* [Stored data entries]:
======

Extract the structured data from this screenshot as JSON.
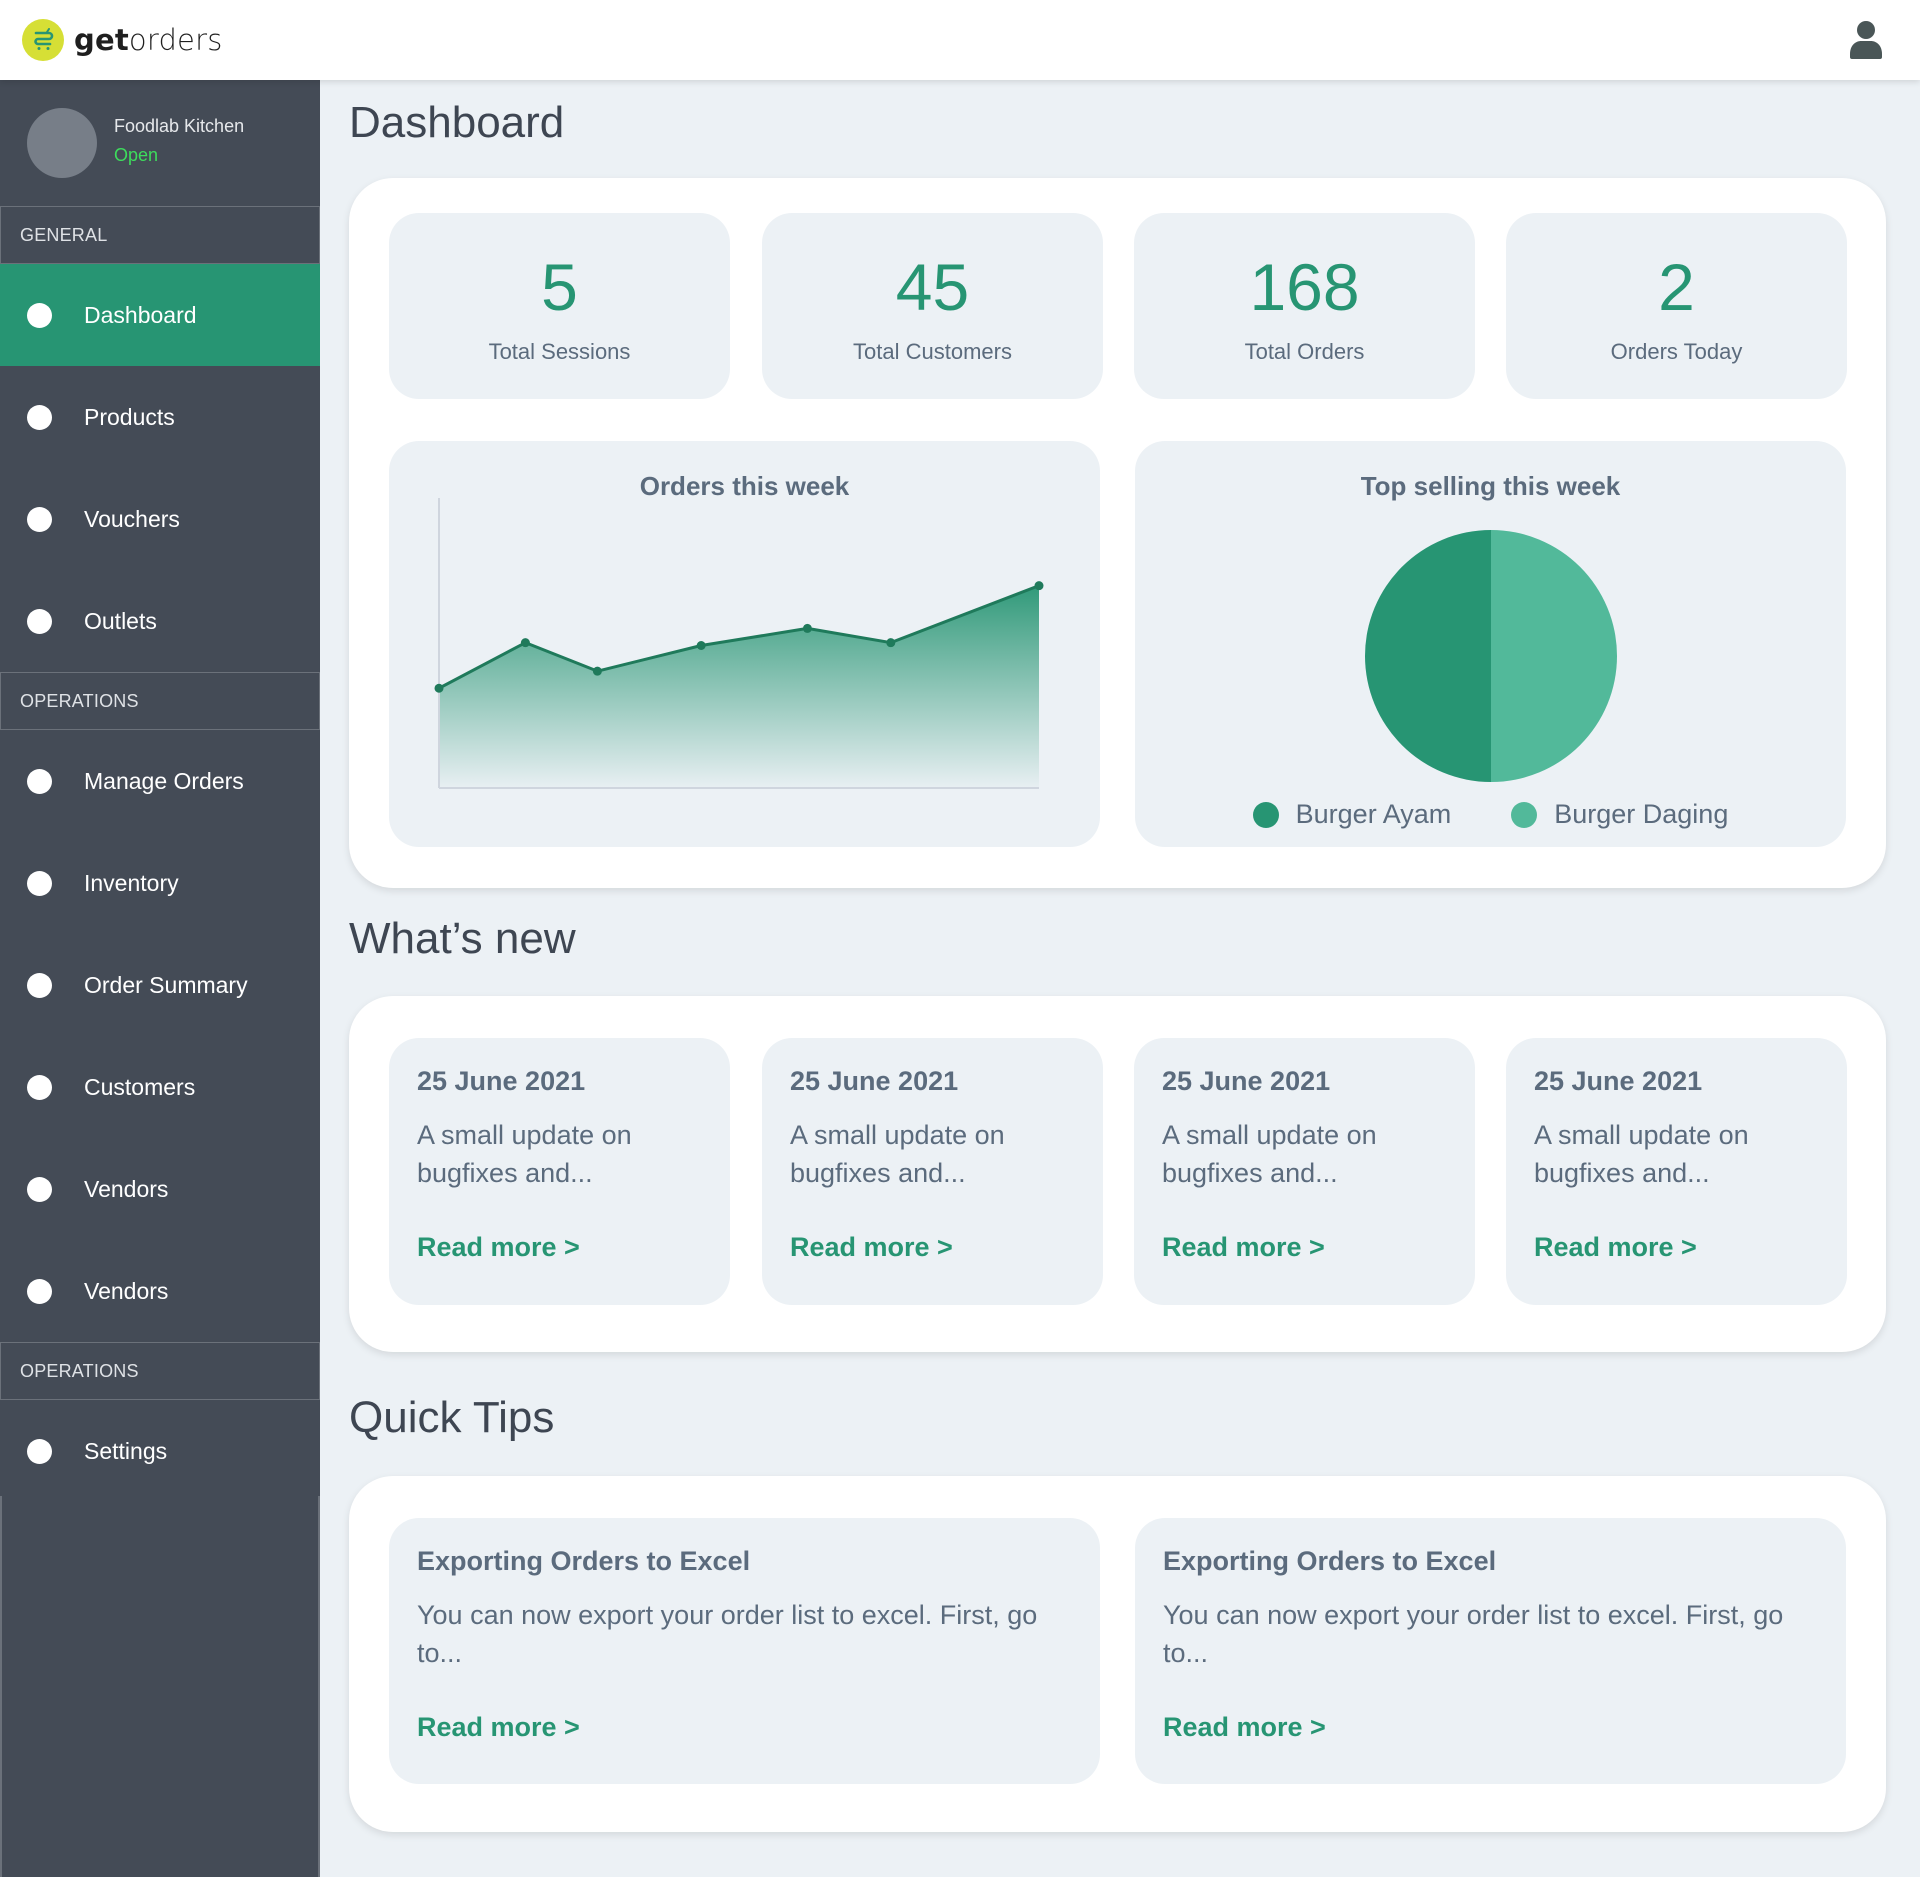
{
  "header": {
    "brand_bold": "get",
    "brand_light": "orders",
    "logo_icon": "shopping-cart-icon",
    "user_icon": "user-icon"
  },
  "sidebar": {
    "store_name": "Foodlab Kitchen",
    "store_status": "Open",
    "sections": [
      {
        "label": "GENERAL",
        "items": [
          {
            "label": "Dashboard",
            "active": true
          },
          {
            "label": "Products",
            "active": false
          },
          {
            "label": "Vouchers",
            "active": false
          },
          {
            "label": "Outlets",
            "active": false
          }
        ]
      },
      {
        "label": "OPERATIONS",
        "items": [
          {
            "label": "Manage Orders",
            "active": false
          },
          {
            "label": "Inventory",
            "active": false
          },
          {
            "label": "Order Summary",
            "active": false
          },
          {
            "label": "Customers",
            "active": false
          },
          {
            "label": "Vendors",
            "active": false
          },
          {
            "label": "Vendors",
            "active": false
          }
        ]
      },
      {
        "label": "OPERATIONS",
        "items": [
          {
            "label": "Settings",
            "active": false
          }
        ]
      }
    ]
  },
  "main": {
    "title": "Dashboard",
    "stats": [
      {
        "value": "5",
        "label": "Total Sessions"
      },
      {
        "value": "45",
        "label": "Total Customers"
      },
      {
        "value": "168",
        "label": "Total Orders"
      },
      {
        "value": "2",
        "label": "Orders Today"
      }
    ],
    "whats_new_title": "What’s new",
    "news": [
      {
        "date": "25 June 2021",
        "body": "A small update on bugfixes and...",
        "link": "Read more >"
      },
      {
        "date": "25 June 2021",
        "body": "A small update on bugfixes and...",
        "link": "Read more >"
      },
      {
        "date": "25 June 2021",
        "body": "A small update on bugfixes and...",
        "link": "Read more >"
      },
      {
        "date": "25 June 2021",
        "body": "A small update on bugfixes and...",
        "link": "Read more >"
      }
    ],
    "quick_tips_title": "Quick Tips",
    "tips": [
      {
        "title": "Exporting Orders to Excel",
        "body": "You can now export your order list to excel. First, go to...",
        "link": "Read more >"
      },
      {
        "title": "Exporting Orders to Excel",
        "body": "You can now export your order list to excel. First, go to...",
        "link": "Read more >"
      }
    ]
  },
  "colors": {
    "primary": "#279573",
    "primary_light": "#52b99a",
    "sidebar_bg": "#444b56",
    "page_bg": "#ecf1f5",
    "status_open": "#3ddc5c",
    "logo_bg": "#d6df35"
  },
  "chart_data": [
    {
      "type": "area",
      "title": "Orders this week",
      "xlabel": "",
      "ylabel": "",
      "grid": false,
      "x": [
        0,
        0.144,
        0.264,
        0.437,
        0.614,
        0.753,
        1.0
      ],
      "values": [
        35,
        51,
        41,
        50,
        56,
        51,
        71
      ],
      "ylim": [
        0,
        100
      ],
      "note": "no axis ticks or labels shown; values estimated relative to plot height"
    },
    {
      "type": "pie",
      "title": "Top selling this week",
      "categories": [
        "Burger Ayam",
        "Burger Daging"
      ],
      "values": [
        50,
        50
      ],
      "colors": [
        "#279573",
        "#52b99a"
      ],
      "legend": "bottom"
    }
  ]
}
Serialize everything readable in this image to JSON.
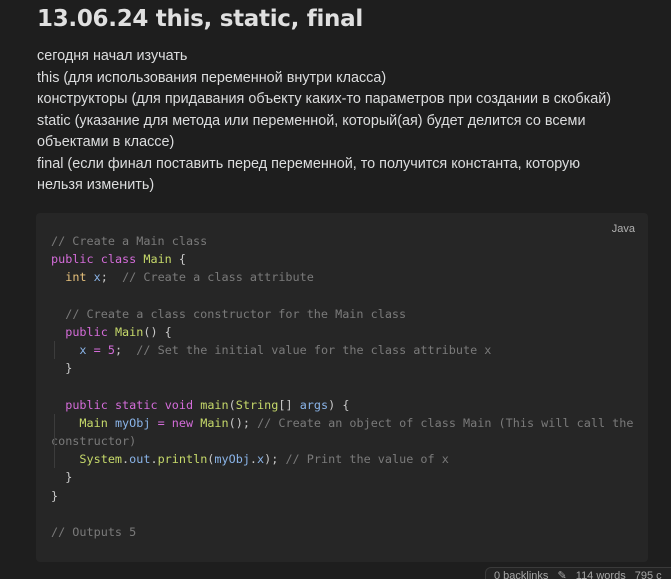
{
  "note": {
    "title": "13.06.24 this, static, final",
    "paragraph": [
      "сегодня начал изучать",
      "this (для использования переменной внутри класса)",
      "конструкторы (для придавания объекту каких-то параметров при создании в скобкай)",
      "static (указание для метода или переменной, который(ая) будет делится со всеми",
      "объектами в классе)",
      "final (если финал поставить перед переменной, то получится константа, которую",
      "нельзя изменить)"
    ]
  },
  "code_block": {
    "language": "Java",
    "lines": [
      "// Create a Main class",
      "public class Main {",
      "  int x;  // Create a class attribute",
      "",
      "  // Create a class constructor for the Main class",
      "  public Main() {",
      "    x = 5;  // Set the initial value for the class attribute x",
      "  }",
      "",
      "  public static void main(String[] args) {",
      "    Main myObj = new Main(); // Create an object of class Main (This will call the constructor)",
      "    System.out.println(myObj.x); // Print the value of x",
      "  }",
      "}",
      "",
      "// Outputs 5"
    ]
  },
  "status_bar": {
    "backlinks": "0 backlinks",
    "edit_icon": "pencil-icon",
    "words": "114 words",
    "characters": "795 c"
  },
  "colors": {
    "background": "#1e1e1e",
    "code_background": "#262626",
    "keyword": "#d46cd9",
    "type": "#e5c07b",
    "function": "#c6d96a",
    "comment": "#7a7a7a"
  }
}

======

* [Directive]:
Working from the listing above, pick out every line that has "week" and copy it.

* [Result below]:
      "title": "Orders this week",
      "title": "Top selling this week",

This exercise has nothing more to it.